- Dataset rows

****************

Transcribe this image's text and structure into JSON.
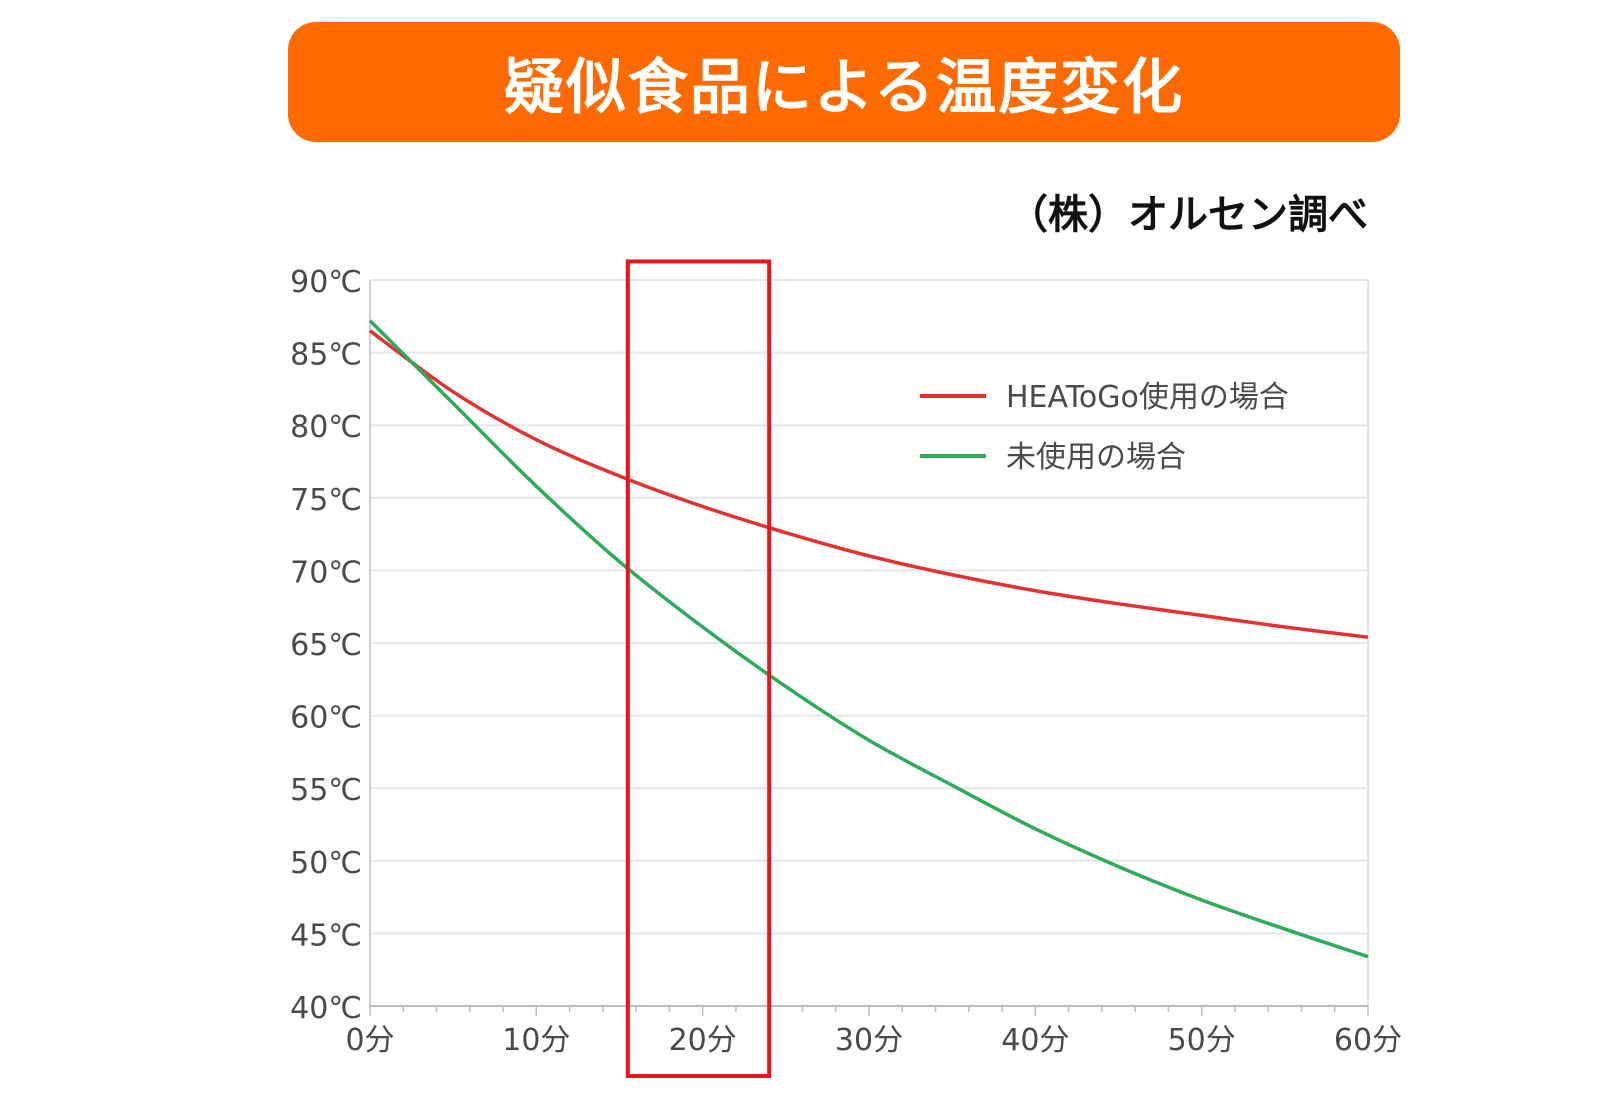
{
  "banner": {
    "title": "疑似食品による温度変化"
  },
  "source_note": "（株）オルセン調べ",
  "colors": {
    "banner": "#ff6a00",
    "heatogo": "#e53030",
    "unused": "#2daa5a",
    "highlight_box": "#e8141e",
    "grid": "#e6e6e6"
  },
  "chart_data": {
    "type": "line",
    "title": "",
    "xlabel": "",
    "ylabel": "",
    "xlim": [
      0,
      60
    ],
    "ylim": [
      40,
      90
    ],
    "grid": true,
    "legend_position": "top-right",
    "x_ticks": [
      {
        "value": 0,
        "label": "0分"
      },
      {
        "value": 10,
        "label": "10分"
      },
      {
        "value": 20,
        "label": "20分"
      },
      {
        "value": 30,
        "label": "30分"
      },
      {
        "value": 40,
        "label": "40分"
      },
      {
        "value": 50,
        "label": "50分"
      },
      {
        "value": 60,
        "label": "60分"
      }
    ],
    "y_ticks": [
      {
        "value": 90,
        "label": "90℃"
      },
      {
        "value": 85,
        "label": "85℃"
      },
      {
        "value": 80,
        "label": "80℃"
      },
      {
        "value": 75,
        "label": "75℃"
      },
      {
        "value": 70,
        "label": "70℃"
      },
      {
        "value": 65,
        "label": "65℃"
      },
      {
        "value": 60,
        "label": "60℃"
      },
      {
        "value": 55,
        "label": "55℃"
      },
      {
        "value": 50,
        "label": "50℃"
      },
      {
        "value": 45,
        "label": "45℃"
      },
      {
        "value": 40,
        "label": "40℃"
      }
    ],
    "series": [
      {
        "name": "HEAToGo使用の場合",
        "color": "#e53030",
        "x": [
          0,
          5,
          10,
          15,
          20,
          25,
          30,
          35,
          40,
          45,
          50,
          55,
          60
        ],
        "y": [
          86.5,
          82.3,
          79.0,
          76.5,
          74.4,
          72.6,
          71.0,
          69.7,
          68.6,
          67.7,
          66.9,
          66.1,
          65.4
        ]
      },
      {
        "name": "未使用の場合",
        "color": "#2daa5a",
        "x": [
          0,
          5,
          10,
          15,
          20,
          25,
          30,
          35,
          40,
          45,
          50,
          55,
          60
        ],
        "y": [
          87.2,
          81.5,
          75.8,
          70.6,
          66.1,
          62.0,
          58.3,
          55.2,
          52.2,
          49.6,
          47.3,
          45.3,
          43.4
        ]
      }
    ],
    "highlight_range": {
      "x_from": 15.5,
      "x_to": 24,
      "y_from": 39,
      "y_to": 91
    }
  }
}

****************

- Given request
Reproduce the records, all of them, word for word; omit the pictures.

- The answer
Transcribe this image's text and structure into JSON.
{
  "banner": {
    "title": "疑似食品による温度変化"
  },
  "source_note": "（株）オルセン調べ",
  "colors": {
    "banner": "#ff6a00",
    "heatogo": "#e53030",
    "unused": "#2daa5a",
    "highlight_box": "#e8141e",
    "grid": "#e6e6e6"
  },
  "chart_data": {
    "type": "line",
    "title": "",
    "xlabel": "",
    "ylabel": "",
    "xlim": [
      0,
      60
    ],
    "ylim": [
      40,
      90
    ],
    "grid": true,
    "legend_position": "top-right",
    "x_ticks": [
      {
        "value": 0,
        "label": "0分"
      },
      {
        "value": 10,
        "label": "10分"
      },
      {
        "value": 20,
        "label": "20分"
      },
      {
        "value": 30,
        "label": "30分"
      },
      {
        "value": 40,
        "label": "40分"
      },
      {
        "value": 50,
        "label": "50分"
      },
      {
        "value": 60,
        "label": "60分"
      }
    ],
    "y_ticks": [
      {
        "value": 90,
        "label": "90℃"
      },
      {
        "value": 85,
        "label": "85℃"
      },
      {
        "value": 80,
        "label": "80℃"
      },
      {
        "value": 75,
        "label": "75℃"
      },
      {
        "value": 70,
        "label": "70℃"
      },
      {
        "value": 65,
        "label": "65℃"
      },
      {
        "value": 60,
        "label": "60℃"
      },
      {
        "value": 55,
        "label": "55℃"
      },
      {
        "value": 50,
        "label": "50℃"
      },
      {
        "value": 45,
        "label": "45℃"
      },
      {
        "value": 40,
        "label": "40℃"
      }
    ],
    "series": [
      {
        "name": "HEAToGo使用の場合",
        "color": "#e53030",
        "x": [
          0,
          5,
          10,
          15,
          20,
          25,
          30,
          35,
          40,
          45,
          50,
          55,
          60
        ],
        "y": [
          86.5,
          82.3,
          79.0,
          76.5,
          74.4,
          72.6,
          71.0,
          69.7,
          68.6,
          67.7,
          66.9,
          66.1,
          65.4
        ]
      },
      {
        "name": "未使用の場合",
        "color": "#2daa5a",
        "x": [
          0,
          5,
          10,
          15,
          20,
          25,
          30,
          35,
          40,
          45,
          50,
          55,
          60
        ],
        "y": [
          87.2,
          81.5,
          75.8,
          70.6,
          66.1,
          62.0,
          58.3,
          55.2,
          52.2,
          49.6,
          47.3,
          45.3,
          43.4
        ]
      }
    ],
    "highlight_range": {
      "x_from": 15.5,
      "x_to": 24,
      "y_from": 39,
      "y_to": 91
    }
  }
}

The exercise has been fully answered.